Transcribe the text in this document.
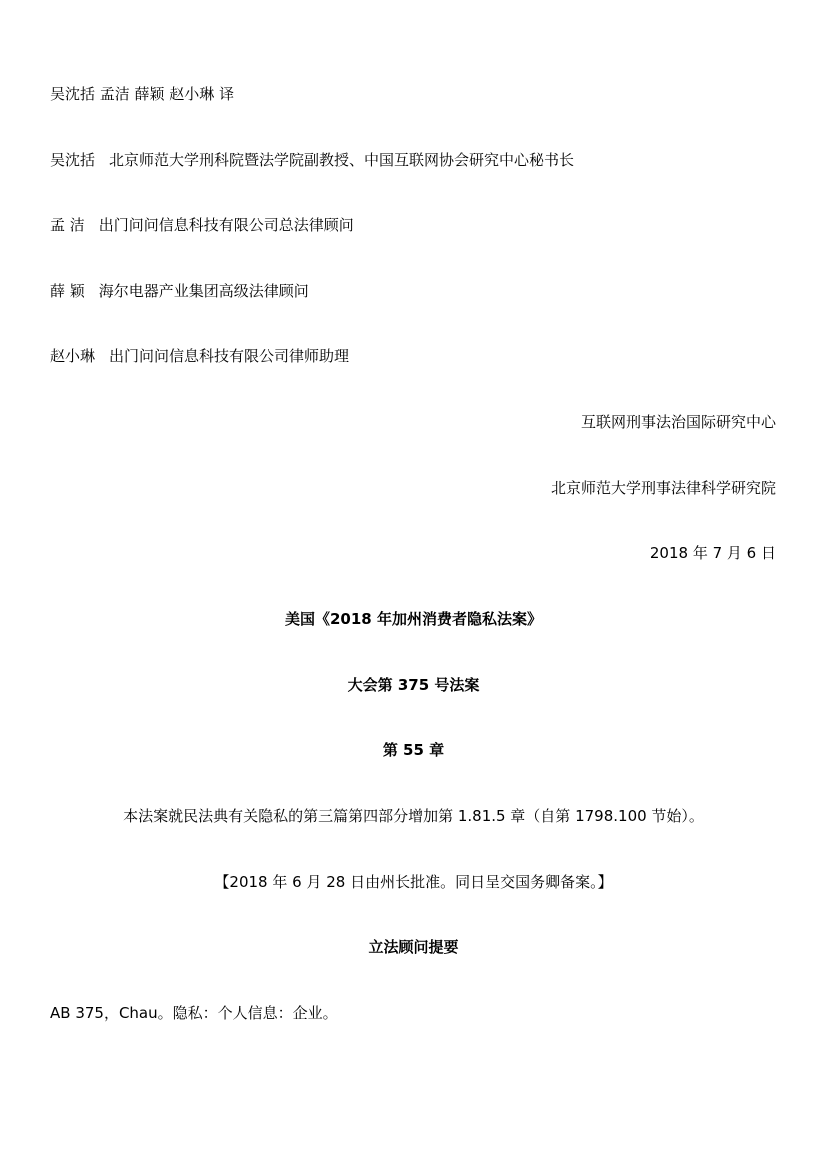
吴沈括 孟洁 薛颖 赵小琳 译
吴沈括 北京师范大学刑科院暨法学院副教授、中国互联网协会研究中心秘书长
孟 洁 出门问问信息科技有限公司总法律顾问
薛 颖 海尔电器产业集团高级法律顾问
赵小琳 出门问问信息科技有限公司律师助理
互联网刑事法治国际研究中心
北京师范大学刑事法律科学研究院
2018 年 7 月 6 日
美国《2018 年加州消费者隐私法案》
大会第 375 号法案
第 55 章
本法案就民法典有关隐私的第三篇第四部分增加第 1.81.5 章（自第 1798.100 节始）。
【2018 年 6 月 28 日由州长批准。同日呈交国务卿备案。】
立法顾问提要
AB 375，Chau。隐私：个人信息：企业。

·····

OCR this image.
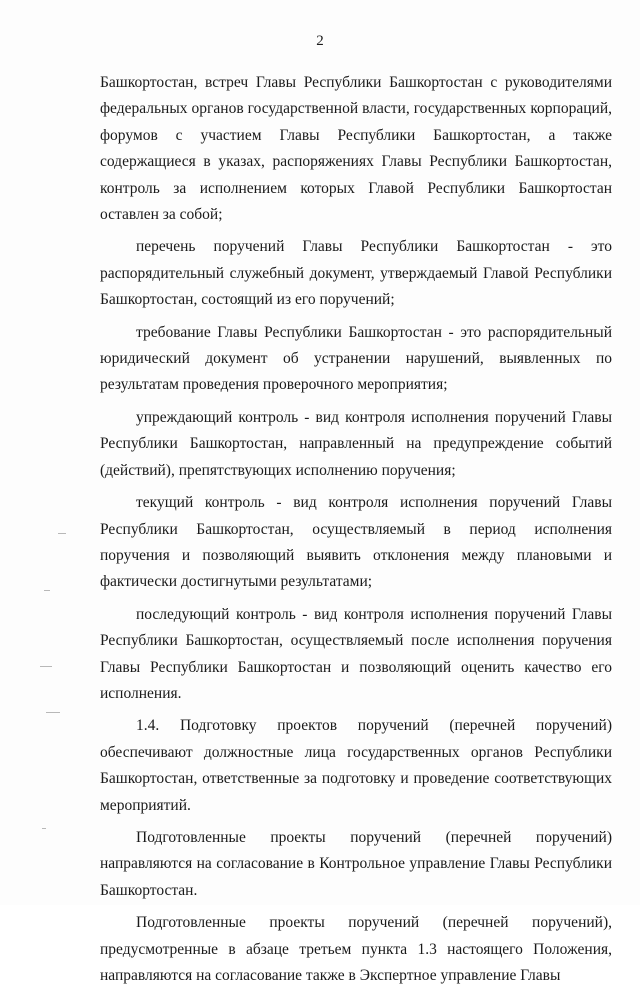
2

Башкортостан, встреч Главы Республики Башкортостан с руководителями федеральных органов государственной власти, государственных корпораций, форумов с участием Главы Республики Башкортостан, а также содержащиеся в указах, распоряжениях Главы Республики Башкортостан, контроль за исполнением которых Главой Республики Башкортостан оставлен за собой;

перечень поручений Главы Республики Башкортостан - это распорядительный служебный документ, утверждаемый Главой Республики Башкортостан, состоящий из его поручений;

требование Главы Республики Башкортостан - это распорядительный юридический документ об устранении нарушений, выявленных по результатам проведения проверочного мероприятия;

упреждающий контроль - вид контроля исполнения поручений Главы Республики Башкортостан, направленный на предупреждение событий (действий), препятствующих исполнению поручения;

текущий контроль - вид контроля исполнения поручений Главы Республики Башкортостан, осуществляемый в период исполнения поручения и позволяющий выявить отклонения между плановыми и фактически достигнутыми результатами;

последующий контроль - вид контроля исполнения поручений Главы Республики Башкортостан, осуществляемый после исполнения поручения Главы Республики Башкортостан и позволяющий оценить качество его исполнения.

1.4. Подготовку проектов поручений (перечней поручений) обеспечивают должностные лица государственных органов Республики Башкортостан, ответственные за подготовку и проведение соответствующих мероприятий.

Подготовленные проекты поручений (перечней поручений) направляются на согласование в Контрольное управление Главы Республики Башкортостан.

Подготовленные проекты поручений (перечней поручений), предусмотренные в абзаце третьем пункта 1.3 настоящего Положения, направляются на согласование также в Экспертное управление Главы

·····

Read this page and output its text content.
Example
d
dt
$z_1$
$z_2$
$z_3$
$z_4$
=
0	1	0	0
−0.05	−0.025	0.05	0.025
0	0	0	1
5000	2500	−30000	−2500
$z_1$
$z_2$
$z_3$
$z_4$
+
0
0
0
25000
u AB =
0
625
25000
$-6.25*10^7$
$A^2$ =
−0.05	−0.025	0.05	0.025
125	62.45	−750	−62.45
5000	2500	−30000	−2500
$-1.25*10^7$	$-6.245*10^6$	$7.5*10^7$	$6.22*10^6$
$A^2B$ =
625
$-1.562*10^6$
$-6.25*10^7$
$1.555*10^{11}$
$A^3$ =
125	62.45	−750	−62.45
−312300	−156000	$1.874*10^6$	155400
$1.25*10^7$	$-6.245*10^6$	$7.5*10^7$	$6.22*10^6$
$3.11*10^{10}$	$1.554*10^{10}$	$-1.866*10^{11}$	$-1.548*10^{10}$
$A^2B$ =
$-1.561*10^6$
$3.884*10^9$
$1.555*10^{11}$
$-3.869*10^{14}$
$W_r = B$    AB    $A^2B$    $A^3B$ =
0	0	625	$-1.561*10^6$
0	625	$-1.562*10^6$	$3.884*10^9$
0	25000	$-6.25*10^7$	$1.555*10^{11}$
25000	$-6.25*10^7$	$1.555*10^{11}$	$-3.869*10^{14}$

·····

- Requirements:
Write out every line of the listing that holds the word "согласование".

- Complete output:
Подготовленные проекты поручений (перечней поручений) направляются на согласование в Контрольное управление Главы Республики Башкортостан.
Подготовленные проекты поручений (перечней поручений), предусмотренные в абзаце третьем пункта 1.3 настоящего Положения, направляются на согласование также в Экспертное управление Главы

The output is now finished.